> [Problem]
State how many lines contain the string "rezystancja", and write nothing else.
[start]
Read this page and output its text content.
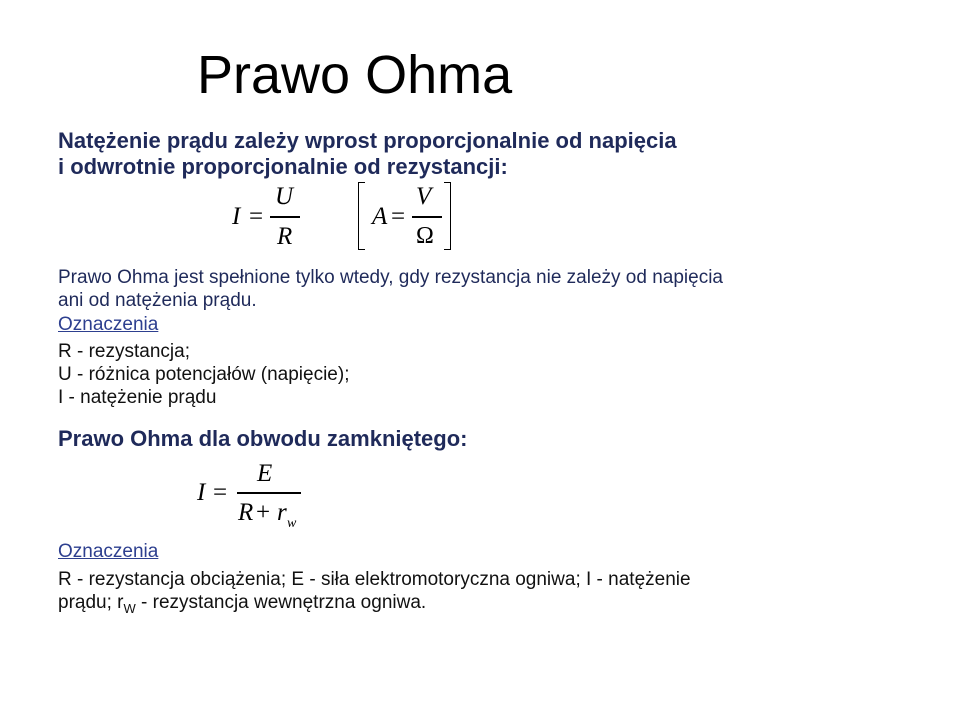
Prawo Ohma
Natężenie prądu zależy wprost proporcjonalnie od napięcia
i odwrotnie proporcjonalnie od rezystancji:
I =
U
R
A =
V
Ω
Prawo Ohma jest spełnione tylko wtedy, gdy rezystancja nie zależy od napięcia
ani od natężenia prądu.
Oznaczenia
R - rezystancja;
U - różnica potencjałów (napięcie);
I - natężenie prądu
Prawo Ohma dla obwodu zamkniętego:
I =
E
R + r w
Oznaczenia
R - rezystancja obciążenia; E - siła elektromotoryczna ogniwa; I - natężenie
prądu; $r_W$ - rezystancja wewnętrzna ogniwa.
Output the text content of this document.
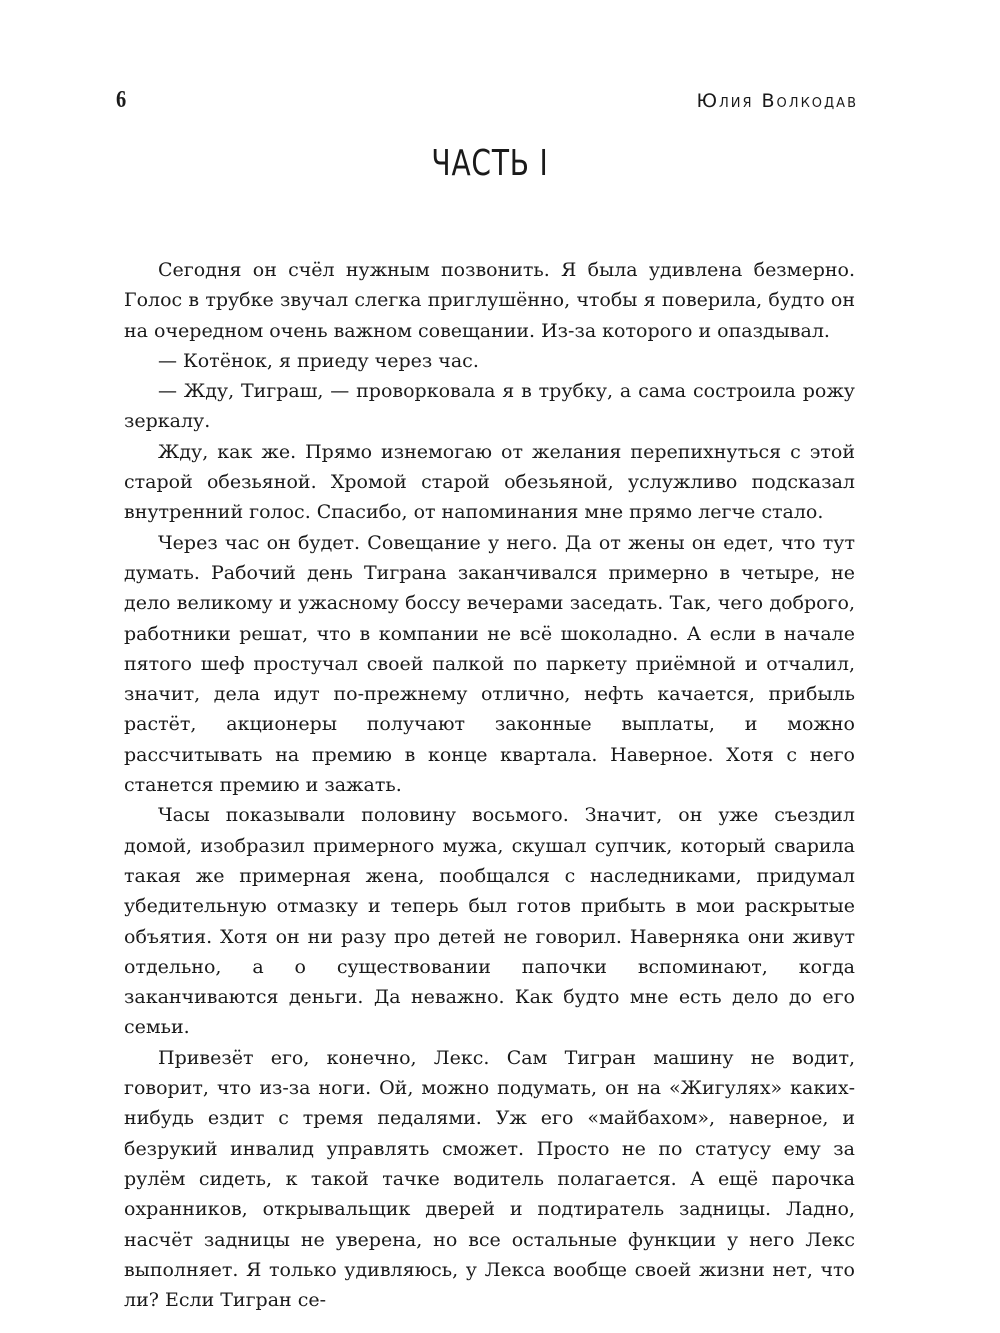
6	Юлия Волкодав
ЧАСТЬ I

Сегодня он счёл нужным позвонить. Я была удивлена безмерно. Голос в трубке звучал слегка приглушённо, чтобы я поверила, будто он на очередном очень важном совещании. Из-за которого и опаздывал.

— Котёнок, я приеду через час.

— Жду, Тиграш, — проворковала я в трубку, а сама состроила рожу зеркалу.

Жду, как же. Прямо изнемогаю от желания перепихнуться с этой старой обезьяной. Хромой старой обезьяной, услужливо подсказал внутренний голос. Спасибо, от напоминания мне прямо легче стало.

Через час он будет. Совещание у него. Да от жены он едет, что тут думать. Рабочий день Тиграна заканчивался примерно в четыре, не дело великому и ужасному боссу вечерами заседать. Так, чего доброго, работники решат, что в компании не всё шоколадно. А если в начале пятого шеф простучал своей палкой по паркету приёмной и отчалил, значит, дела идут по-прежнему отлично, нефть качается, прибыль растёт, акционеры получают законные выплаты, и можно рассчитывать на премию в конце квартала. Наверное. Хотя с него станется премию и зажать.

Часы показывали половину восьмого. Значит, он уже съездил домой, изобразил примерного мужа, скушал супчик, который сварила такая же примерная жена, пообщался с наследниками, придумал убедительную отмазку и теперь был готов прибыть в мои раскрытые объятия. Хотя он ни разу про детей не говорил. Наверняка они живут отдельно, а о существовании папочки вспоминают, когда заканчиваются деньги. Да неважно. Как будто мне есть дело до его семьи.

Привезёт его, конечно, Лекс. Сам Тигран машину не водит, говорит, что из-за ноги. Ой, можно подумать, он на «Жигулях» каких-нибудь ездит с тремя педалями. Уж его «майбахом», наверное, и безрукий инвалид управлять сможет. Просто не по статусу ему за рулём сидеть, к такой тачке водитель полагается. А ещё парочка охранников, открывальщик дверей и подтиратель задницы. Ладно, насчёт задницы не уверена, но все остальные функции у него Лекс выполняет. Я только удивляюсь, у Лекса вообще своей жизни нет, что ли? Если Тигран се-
[end]
[start]
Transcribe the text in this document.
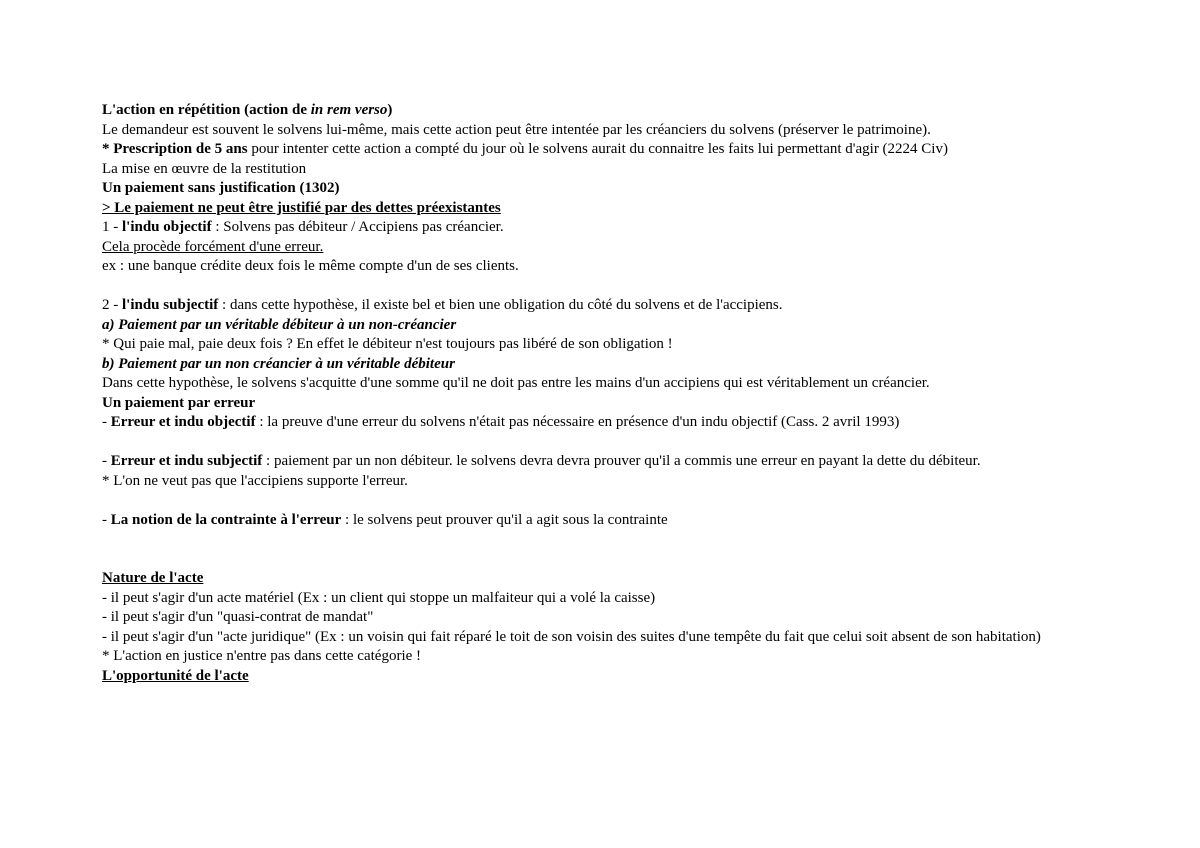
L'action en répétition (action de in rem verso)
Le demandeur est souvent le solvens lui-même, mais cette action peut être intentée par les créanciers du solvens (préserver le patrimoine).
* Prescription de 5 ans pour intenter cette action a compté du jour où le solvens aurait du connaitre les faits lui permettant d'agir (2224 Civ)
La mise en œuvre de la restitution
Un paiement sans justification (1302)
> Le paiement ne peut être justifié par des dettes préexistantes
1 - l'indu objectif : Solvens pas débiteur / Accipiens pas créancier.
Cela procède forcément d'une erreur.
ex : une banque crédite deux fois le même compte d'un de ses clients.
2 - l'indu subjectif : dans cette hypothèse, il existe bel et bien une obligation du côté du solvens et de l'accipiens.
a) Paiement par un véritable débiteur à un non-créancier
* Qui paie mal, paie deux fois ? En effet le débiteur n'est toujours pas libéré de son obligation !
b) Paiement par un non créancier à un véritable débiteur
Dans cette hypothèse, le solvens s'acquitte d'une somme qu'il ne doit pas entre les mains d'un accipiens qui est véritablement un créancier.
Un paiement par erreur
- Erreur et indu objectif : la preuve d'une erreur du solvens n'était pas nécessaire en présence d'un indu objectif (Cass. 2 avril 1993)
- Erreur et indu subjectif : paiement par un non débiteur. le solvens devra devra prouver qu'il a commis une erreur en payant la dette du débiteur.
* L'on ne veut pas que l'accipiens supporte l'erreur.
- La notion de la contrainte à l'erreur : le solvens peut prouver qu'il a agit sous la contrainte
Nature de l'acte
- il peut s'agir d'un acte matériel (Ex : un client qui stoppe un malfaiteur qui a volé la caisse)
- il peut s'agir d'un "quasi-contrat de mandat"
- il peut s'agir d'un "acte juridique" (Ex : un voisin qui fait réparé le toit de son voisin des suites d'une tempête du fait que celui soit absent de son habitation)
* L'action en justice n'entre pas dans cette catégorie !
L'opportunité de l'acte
[end]
> [Result]
4